Copy out the lines below verbatim.

# Entries start

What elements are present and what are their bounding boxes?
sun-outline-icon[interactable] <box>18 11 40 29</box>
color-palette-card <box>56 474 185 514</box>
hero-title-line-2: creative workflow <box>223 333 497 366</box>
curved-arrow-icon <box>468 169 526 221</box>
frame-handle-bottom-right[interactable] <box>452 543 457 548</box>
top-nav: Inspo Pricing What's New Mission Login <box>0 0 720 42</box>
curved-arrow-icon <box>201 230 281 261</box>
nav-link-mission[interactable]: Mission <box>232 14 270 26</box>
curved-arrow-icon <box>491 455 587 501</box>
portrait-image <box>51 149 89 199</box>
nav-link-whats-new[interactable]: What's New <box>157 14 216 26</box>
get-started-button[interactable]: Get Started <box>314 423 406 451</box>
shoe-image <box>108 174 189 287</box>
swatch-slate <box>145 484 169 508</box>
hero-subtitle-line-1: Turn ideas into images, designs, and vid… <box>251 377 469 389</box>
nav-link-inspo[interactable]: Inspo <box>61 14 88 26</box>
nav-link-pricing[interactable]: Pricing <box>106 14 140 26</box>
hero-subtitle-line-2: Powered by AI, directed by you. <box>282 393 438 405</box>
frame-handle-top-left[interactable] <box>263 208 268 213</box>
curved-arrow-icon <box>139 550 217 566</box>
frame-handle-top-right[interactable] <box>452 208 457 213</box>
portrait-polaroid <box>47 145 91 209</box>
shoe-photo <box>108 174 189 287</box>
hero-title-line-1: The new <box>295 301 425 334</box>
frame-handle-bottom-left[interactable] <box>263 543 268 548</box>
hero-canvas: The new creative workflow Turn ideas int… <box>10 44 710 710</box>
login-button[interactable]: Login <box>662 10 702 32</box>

# Entries end

- **Exercise solution**
What elements are present and what are their bounding boxes?
sun-outline-icon[interactable] <box>18 11 40 29</box>
color-palette-card <box>56 474 185 514</box>
hero-title-line-2: creative workflow <box>223 333 497 366</box>
curved-arrow-icon <box>468 169 526 221</box>
frame-handle-bottom-right[interactable] <box>452 543 457 548</box>
top-nav: Inspo Pricing What's New Mission Login <box>0 0 720 42</box>
curved-arrow-icon <box>201 230 281 261</box>
nav-link-mission[interactable]: Mission <box>232 14 270 26</box>
curved-arrow-icon <box>491 455 587 501</box>
portrait-image <box>51 149 89 199</box>
nav-link-whats-new[interactable]: What's New <box>157 14 216 26</box>
get-started-button[interactable]: Get Started <box>314 423 406 451</box>
shoe-image <box>108 174 189 287</box>
swatch-slate <box>145 484 169 508</box>
hero-subtitle-line-1: Turn ideas into images, designs, and vid… <box>251 377 469 389</box>
nav-link-inspo[interactable]: Inspo <box>61 14 88 26</box>
nav-link-pricing[interactable]: Pricing <box>106 14 140 26</box>
hero-subtitle-line-2: Powered by AI, directed by you. <box>282 393 438 405</box>
frame-handle-top-left[interactable] <box>263 208 268 213</box>
curved-arrow-icon <box>139 550 217 566</box>
frame-handle-top-right[interactable] <box>452 208 457 213</box>
portrait-polaroid <box>47 145 91 209</box>
shoe-photo <box>108 174 189 287</box>
hero-title-line-1: The new <box>295 301 425 334</box>
frame-handle-bottom-left[interactable] <box>263 543 268 548</box>
hero-canvas: The new creative workflow Turn ideas int… <box>10 44 710 710</box>
login-button[interactable]: Login <box>662 10 702 32</box>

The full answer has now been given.